__EXERCISE TASK__: Note how many lines in the entries contain the string "Legen", then give that number and nothing else.

__EXCERPTED RECORDS__:
--
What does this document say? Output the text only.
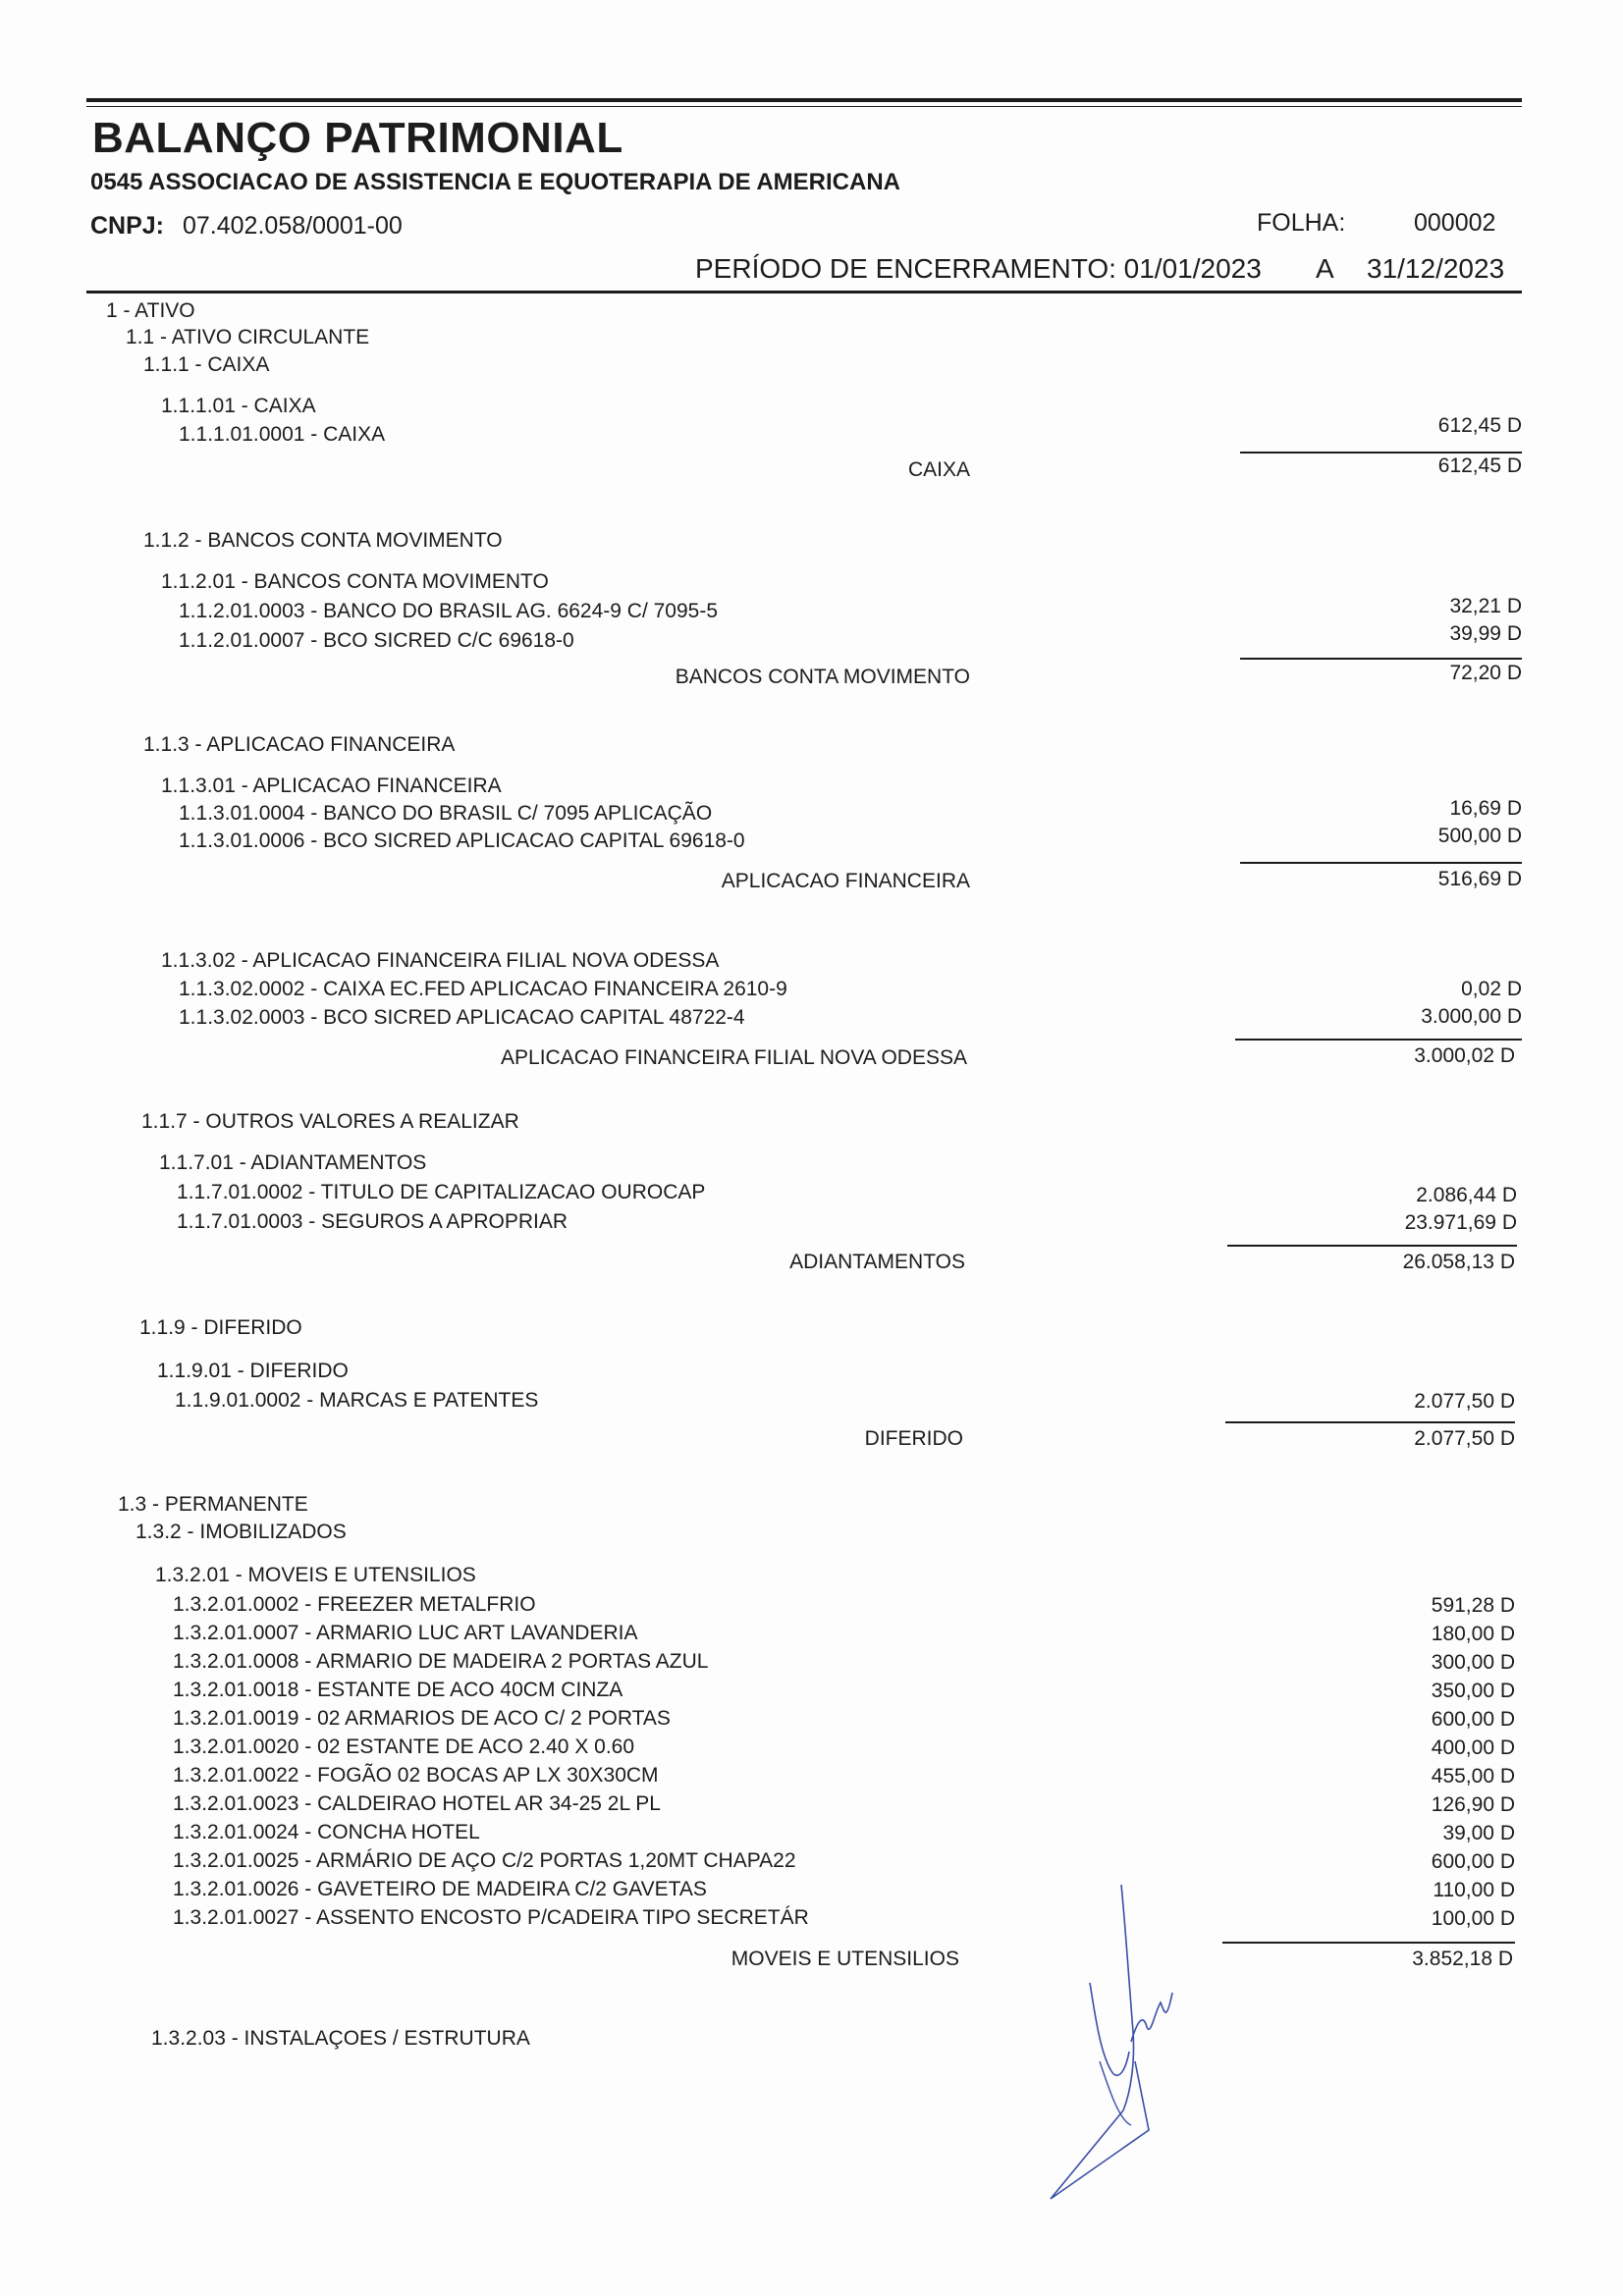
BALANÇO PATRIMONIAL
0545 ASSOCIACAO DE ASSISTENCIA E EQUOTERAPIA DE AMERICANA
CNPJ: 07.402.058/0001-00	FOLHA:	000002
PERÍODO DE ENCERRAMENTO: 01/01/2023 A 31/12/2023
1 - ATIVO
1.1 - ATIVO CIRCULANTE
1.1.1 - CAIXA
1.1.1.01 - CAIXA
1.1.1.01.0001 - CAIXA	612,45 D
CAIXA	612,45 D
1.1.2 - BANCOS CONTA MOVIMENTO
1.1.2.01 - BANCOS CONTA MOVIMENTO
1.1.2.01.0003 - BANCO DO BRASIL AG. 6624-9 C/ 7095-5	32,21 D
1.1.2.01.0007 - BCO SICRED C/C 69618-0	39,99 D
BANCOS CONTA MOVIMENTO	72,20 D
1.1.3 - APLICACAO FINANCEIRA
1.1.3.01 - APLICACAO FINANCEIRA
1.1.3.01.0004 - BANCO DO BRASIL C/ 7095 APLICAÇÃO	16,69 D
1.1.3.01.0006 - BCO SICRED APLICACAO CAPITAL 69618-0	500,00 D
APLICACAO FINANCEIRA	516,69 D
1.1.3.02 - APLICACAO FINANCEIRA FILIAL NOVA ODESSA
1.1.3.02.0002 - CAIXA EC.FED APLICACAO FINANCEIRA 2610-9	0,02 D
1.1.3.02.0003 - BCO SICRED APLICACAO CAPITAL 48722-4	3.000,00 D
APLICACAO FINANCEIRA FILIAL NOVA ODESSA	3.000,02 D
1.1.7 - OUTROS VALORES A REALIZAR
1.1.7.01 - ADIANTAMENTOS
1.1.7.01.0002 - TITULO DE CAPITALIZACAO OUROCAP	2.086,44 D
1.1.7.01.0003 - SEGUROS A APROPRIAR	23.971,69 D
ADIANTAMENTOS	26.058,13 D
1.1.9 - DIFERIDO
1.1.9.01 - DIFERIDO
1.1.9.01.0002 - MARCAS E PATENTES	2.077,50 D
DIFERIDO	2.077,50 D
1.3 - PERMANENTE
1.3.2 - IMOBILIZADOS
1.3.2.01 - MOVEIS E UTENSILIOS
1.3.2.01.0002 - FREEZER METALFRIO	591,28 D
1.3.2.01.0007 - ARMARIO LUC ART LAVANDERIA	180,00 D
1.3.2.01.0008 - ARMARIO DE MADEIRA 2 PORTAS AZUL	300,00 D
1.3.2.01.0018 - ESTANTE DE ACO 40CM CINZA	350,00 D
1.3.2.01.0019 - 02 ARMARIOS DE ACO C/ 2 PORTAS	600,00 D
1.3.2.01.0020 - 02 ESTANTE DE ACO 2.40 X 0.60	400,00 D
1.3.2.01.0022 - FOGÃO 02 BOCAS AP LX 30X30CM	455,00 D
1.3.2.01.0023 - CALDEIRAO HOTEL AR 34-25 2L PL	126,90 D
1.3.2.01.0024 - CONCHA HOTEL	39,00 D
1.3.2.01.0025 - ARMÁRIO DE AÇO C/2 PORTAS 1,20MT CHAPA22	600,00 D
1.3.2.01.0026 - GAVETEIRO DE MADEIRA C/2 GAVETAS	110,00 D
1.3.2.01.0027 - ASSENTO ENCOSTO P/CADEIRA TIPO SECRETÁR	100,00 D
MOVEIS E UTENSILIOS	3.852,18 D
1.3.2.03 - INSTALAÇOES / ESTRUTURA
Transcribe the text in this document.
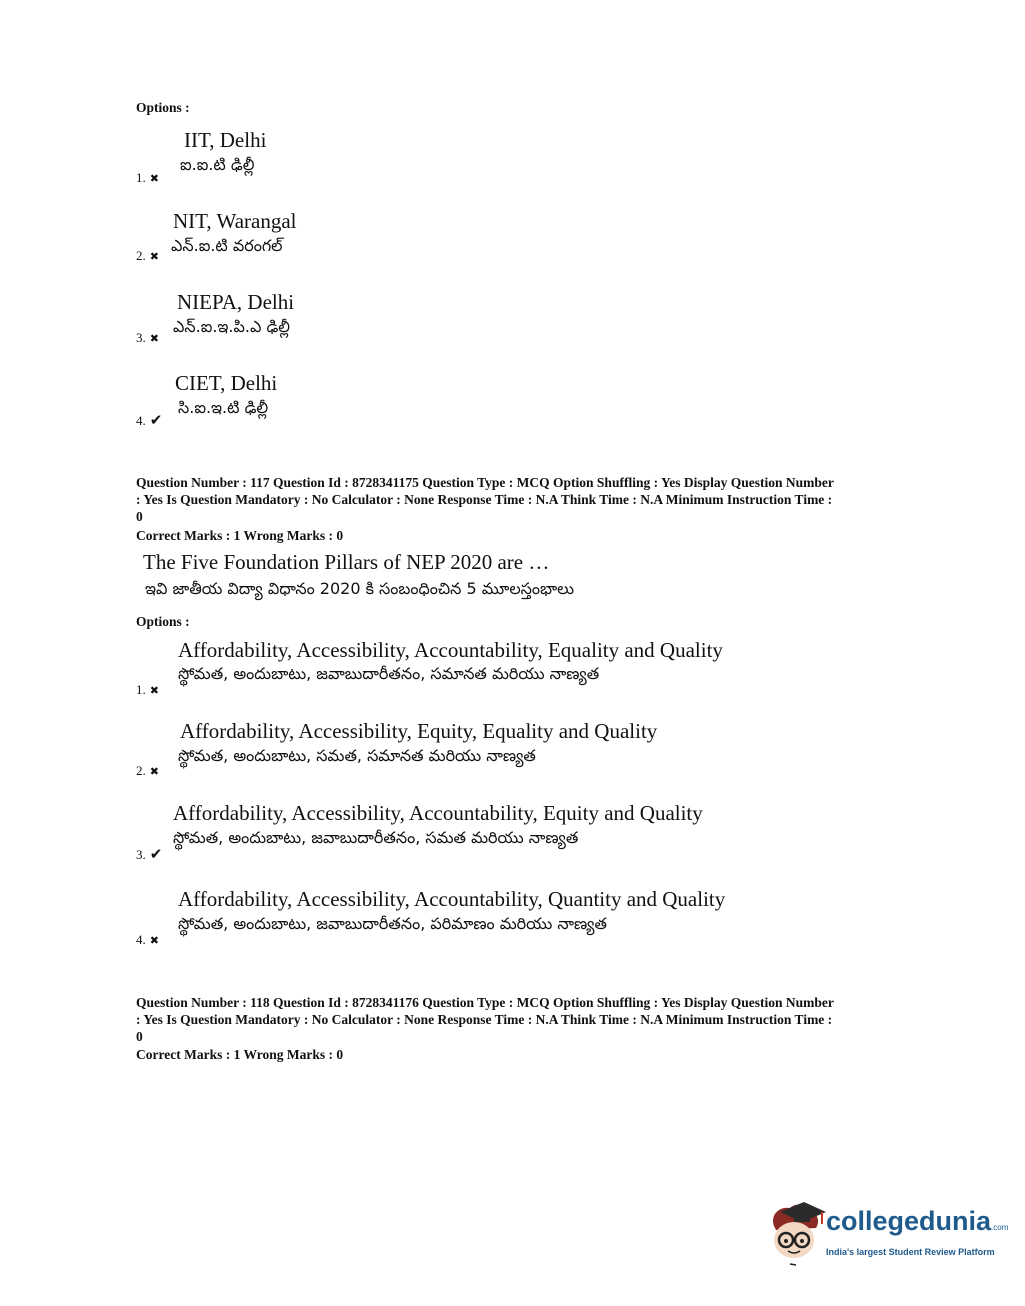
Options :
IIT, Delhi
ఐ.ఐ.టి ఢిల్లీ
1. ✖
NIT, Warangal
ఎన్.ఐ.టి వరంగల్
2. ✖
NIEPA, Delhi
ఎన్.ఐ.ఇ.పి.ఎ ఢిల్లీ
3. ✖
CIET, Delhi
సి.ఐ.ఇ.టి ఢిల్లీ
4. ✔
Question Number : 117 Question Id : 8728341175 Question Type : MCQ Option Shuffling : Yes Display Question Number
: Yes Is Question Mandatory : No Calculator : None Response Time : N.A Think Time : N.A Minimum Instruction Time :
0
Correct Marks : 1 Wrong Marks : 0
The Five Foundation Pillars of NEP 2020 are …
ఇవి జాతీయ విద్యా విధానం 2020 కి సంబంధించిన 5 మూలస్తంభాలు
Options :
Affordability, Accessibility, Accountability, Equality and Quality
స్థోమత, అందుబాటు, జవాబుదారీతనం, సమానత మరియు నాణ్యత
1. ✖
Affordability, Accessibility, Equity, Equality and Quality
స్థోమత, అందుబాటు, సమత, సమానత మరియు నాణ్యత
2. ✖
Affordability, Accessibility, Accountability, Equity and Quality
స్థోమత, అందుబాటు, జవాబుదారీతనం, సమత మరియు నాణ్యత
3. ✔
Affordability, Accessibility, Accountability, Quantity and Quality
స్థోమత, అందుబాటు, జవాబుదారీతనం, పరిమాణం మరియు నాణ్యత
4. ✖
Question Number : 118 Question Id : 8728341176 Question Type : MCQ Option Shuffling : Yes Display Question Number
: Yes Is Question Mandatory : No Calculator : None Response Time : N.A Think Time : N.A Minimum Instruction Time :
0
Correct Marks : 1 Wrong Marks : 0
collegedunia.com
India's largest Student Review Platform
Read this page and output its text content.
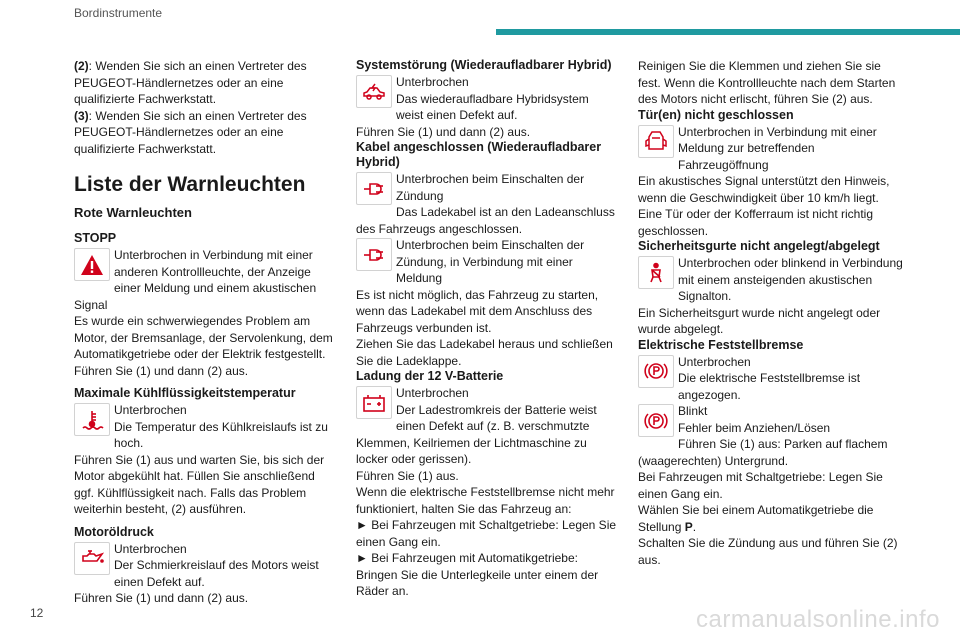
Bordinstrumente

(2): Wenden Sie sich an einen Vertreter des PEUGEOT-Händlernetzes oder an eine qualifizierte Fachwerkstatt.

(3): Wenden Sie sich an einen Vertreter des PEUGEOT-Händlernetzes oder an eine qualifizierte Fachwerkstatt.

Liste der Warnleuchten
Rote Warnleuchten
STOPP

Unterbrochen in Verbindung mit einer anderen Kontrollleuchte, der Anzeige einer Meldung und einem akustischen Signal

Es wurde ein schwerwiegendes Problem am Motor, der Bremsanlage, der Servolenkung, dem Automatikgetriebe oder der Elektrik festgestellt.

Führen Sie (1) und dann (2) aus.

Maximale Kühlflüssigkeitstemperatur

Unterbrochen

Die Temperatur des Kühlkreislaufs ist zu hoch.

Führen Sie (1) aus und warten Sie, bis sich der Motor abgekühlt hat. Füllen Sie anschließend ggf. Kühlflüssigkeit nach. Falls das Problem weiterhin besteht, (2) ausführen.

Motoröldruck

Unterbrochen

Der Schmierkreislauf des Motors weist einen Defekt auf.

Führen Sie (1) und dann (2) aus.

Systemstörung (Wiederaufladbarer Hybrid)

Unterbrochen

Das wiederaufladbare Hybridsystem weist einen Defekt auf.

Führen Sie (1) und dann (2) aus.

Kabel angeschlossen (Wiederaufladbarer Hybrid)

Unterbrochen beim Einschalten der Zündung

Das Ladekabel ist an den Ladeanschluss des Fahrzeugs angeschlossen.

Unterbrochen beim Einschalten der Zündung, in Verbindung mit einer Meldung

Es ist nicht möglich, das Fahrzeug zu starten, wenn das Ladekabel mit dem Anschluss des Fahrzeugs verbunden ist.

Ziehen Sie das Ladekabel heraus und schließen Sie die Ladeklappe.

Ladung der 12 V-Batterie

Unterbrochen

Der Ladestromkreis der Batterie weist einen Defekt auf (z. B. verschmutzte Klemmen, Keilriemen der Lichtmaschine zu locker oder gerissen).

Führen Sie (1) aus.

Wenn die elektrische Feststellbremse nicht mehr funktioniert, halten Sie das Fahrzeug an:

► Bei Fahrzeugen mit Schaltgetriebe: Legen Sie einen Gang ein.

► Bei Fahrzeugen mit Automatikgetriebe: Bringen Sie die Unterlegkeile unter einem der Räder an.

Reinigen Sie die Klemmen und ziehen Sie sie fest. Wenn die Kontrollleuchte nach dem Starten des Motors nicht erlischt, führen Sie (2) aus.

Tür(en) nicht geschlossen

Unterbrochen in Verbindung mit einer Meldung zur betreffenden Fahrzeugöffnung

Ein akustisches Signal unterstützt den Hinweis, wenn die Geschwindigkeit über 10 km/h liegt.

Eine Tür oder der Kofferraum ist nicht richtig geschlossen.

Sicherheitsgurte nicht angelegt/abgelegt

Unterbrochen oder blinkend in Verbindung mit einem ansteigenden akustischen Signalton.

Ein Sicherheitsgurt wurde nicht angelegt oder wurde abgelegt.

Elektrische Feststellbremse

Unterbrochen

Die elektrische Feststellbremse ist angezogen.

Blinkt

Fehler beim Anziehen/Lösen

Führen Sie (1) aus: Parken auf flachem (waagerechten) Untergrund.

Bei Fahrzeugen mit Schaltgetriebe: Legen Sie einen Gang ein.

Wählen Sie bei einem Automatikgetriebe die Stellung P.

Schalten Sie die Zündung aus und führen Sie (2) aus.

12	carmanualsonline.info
--
__THE SOLUTION__: 2